Stated problem
Output the entries below exactly as written, omitting pictures.

** Start of Listing **

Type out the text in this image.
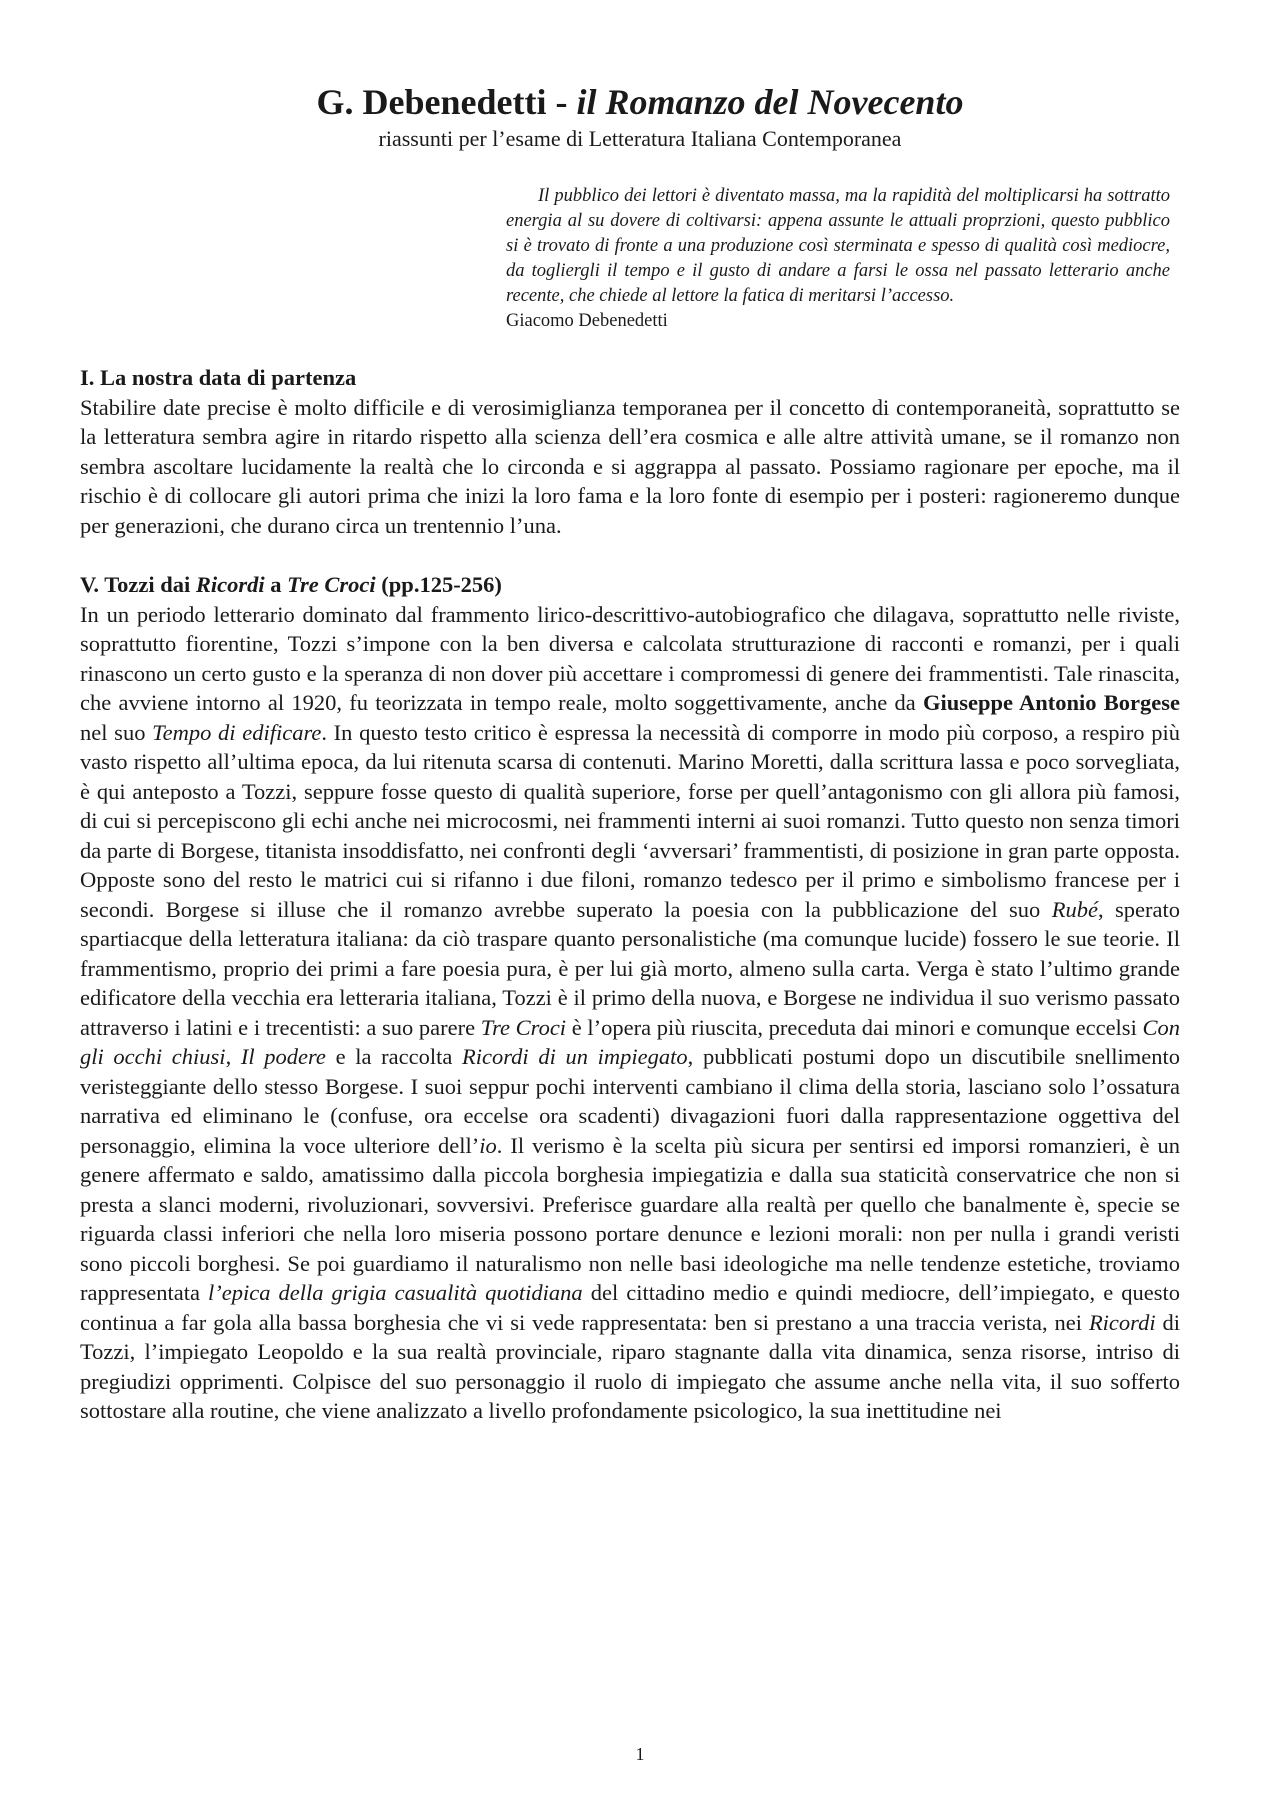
G. Debenedetti - il Romanzo del Novecento
riassunti per l’esame di Letteratura Italiana Contemporanea

Il pubblico dei lettori è diventato massa, ma la rapidità del moltiplicarsi ha sottratto energia al su dovere di coltivarsi: appena assunte le attuali proprzioni, questo pubblico si è trovato di fronte a una produzione così sterminata e spesso di qualità così mediocre, da togliergli il tempo e il gusto di andare a farsi le ossa nel passato letterario anche recente, che chiede al lettore la fatica di meritarsi l’accesso.

Giacomo Debenedetti

I. La nostra data di partenza

Stabilire date precise è molto difficile e di verosimiglianza temporanea per il concetto di contemporaneità, soprattutto se la letteratura sembra agire in ritardo rispetto alla scienza dell’era cosmica e alle altre attività umane, se il romanzo non sembra ascoltare lucidamente la realtà che lo circonda e si aggrappa al passato. Possiamo ragionare per epoche, ma il rischio è di collocare gli autori prima che inizi la loro fama e la loro fonte di esempio per i posteri: ragioneremo dunque per generazioni, che durano circa un trentennio l’una.

V. Tozzi dai Ricordi a Tre Croci (pp.125-256)

In un periodo letterario dominato dal frammento lirico-descrittivo-autobiografico che dilagava, soprattutto nelle riviste, soprattutto fiorentine, Tozzi s’impone con la ben diversa e calcolata strutturazione di racconti e romanzi, per i quali rinascono un certo gusto e la speranza di non dover più accettare i compromessi di genere dei frammentisti. Tale rinascita, che avviene intorno al 1920, fu teorizzata in tempo reale, molto soggettivamente, anche da Giuseppe Antonio Borgese nel suo Tempo di edificare. In questo testo critico è espressa la necessità di comporre in modo più corposo, a respiro più vasto rispetto all’ultima epoca, da lui ritenuta scarsa di contenuti. Marino Moretti, dalla scrittura lassa e poco sorvegliata, è qui anteposto a Tozzi, seppure fosse questo di qualità superiore, forse per quell’antagonismo con gli allora più famosi, di cui si percepiscono gli echi anche nei microcosmi, nei frammenti interni ai suoi romanzi. Tutto questo non senza timori da parte di Borgese, titanista insoddisfatto, nei confronti degli ‘avversari’ frammentisti, di posizione in gran parte opposta. Opposte sono del resto le matrici cui si rifanno i due filoni, romanzo tedesco per il primo e simbolismo francese per i secondi. Borgese si illuse che il romanzo avrebbe superato la poesia con la pubblicazione del suo Rubé, sperato spartiacque della letteratura italiana: da ciò traspare quanto personalistiche (ma comunque lucide) fossero le sue teorie. Il frammentismo, proprio dei primi a fare poesia pura, è per lui già morto, almeno sulla carta. Verga è stato l’ultimo grande edificatore della vecchia era letteraria italiana, Tozzi è il primo della nuova, e Borgese ne individua il suo verismo passato attraverso i latini e i trecentisti: a suo parere Tre Croci è l’opera più riuscita, preceduta dai minori e comunque eccelsi Con gli occhi chiusi, Il podere e la raccolta Ricordi di un impiegato, pubblicati postumi dopo un discutibile snellimento veristeggiante dello stesso Borgese. I suoi seppur pochi interventi cambiano il clima della storia, lasciano solo l’ossatura narrativa ed eliminano le (confuse, ora eccelse ora scadenti) divagazioni fuori dalla rappresentazione oggettiva del personaggio, elimina la voce ulteriore dell’io. Il verismo è la scelta più sicura per sentirsi ed imporsi romanzieri, è un genere affermato e saldo, amatissimo dalla piccola borghesia impiegatizia e dalla sua staticità conservatrice che non si presta a slanci moderni, rivoluzionari, sovversivi. Preferisce guardare alla realtà per quello che banalmente è, specie se riguarda classi inferiori che nella loro miseria possono portare denunce e lezioni morali: non per nulla i grandi veristi sono piccoli borghesi. Se poi guardiamo il naturalismo non nelle basi ideologiche ma nelle tendenze estetiche, troviamo rappresentata l’epica della grigia casualità quotidiana del cittadino medio e quindi mediocre, dell’impiegato, e questo continua a far gola alla bassa borghesia che vi si vede rappresentata: ben si prestano a una traccia verista, nei Ricordi di Tozzi, l’impiegato Leopoldo e la sua realtà provinciale, riparo stagnante dalla vita dinamica, senza risorse, intriso di pregiudizi opprimenti. Colpisce del suo personaggio il ruolo di impiegato che assume anche nella vita, il suo sofferto sottostare alla routine, che viene analizzato a livello profondamente psicologico, la sua inettitudine nei

1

** End of Listing **

Response
Type out the text in this image.
G. Debenedetti - il Romanzo del Novecento
riassunti per l’esame di Letteratura Italiana Contemporanea

Il pubblico dei lettori è diventato massa, ma la rapidità del moltiplicarsi ha sottratto energia al su dovere di coltivarsi: appena assunte le attuali proprzioni, questo pubblico si è trovato di fronte a una produzione così sterminata e spesso di qualità così mediocre, da togliergli il tempo e il gusto di andare a farsi le ossa nel passato letterario anche recente, che chiede al lettore la fatica di meritarsi l’accesso.

Giacomo Debenedetti

I. La nostra data di partenza

Stabilire date precise è molto difficile e di verosimiglianza temporanea per il concetto di contemporaneità, soprattutto se la letteratura sembra agire in ritardo rispetto alla scienza dell’era cosmica e alle altre attività umane, se il romanzo non sembra ascoltare lucidamente la realtà che lo circonda e si aggrappa al passato. Possiamo ragionare per epoche, ma il rischio è di collocare gli autori prima che inizi la loro fama e la loro fonte di esempio per i posteri: ragioneremo dunque per generazioni, che durano circa un trentennio l’una.

V. Tozzi dai Ricordi a Tre Croci (pp.125-256)

In un periodo letterario dominato dal frammento lirico-descrittivo-autobiografico che dilagava, soprattutto nelle riviste, soprattutto fiorentine, Tozzi s’impone con la ben diversa e calcolata strutturazione di racconti e romanzi, per i quali rinascono un certo gusto e la speranza di non dover più accettare i compromessi di genere dei frammentisti. Tale rinascita, che avviene intorno al 1920, fu teorizzata in tempo reale, molto soggettivamente, anche da Giuseppe Antonio Borgese nel suo Tempo di edificare. In questo testo critico è espressa la necessità di comporre in modo più corposo, a respiro più vasto rispetto all’ultima epoca, da lui ritenuta scarsa di contenuti. Marino Moretti, dalla scrittura lassa e poco sorvegliata, è qui anteposto a Tozzi, seppure fosse questo di qualità superiore, forse per quell’antagonismo con gli allora più famosi, di cui si percepiscono gli echi anche nei microcosmi, nei frammenti interni ai suoi romanzi. Tutto questo non senza timori da parte di Borgese, titanista insoddisfatto, nei confronti degli ‘avversari’ frammentisti, di posizione in gran parte opposta. Opposte sono del resto le matrici cui si rifanno i due filoni, romanzo tedesco per il primo e simbolismo francese per i secondi. Borgese si illuse che il romanzo avrebbe superato la poesia con la pubblicazione del suo Rubé, sperato spartiacque della letteratura italiana: da ciò traspare quanto personalistiche (ma comunque lucide) fossero le sue teorie. Il frammentismo, proprio dei primi a fare poesia pura, è per lui già morto, almeno sulla carta. Verga è stato l’ultimo grande edificatore della vecchia era letteraria italiana, Tozzi è il primo della nuova, e Borgese ne individua il suo verismo passato attraverso i latini e i trecentisti: a suo parere Tre Croci è l’opera più riuscita, preceduta dai minori e comunque eccelsi Con gli occhi chiusi, Il podere e la raccolta Ricordi di un impiegato, pubblicati postumi dopo un discutibile snellimento veristeggiante dello stesso Borgese. I suoi seppur pochi interventi cambiano il clima della storia, lasciano solo l’ossatura narrativa ed eliminano le (confuse, ora eccelse ora scadenti) divagazioni fuori dalla rappresentazione oggettiva del personaggio, elimina la voce ulteriore dell’io. Il verismo è la scelta più sicura per sentirsi ed imporsi romanzieri, è un genere affermato e saldo, amatissimo dalla piccola borghesia impiegatizia e dalla sua staticità conservatrice che non si presta a slanci moderni, rivoluzionari, sovversivi. Preferisce guardare alla realtà per quello che banalmente è, specie se riguarda classi inferiori che nella loro miseria possono portare denunce e lezioni morali: non per nulla i grandi veristi sono piccoli borghesi. Se poi guardiamo il naturalismo non nelle basi ideologiche ma nelle tendenze estetiche, troviamo rappresentata l’epica della grigia casualità quotidiana del cittadino medio e quindi mediocre, dell’impiegato, e questo continua a far gola alla bassa borghesia che vi si vede rappresentata: ben si prestano a una traccia verista, nei Ricordi di Tozzi, l’impiegato Leopoldo e la sua realtà provinciale, riparo stagnante dalla vita dinamica, senza risorse, intriso di pregiudizi opprimenti. Colpisce del suo personaggio il ruolo di impiegato che assume anche nella vita, il suo sofferto sottostare alla routine, che viene analizzato a livello profondamente psicologico, la sua inettitudine nei

1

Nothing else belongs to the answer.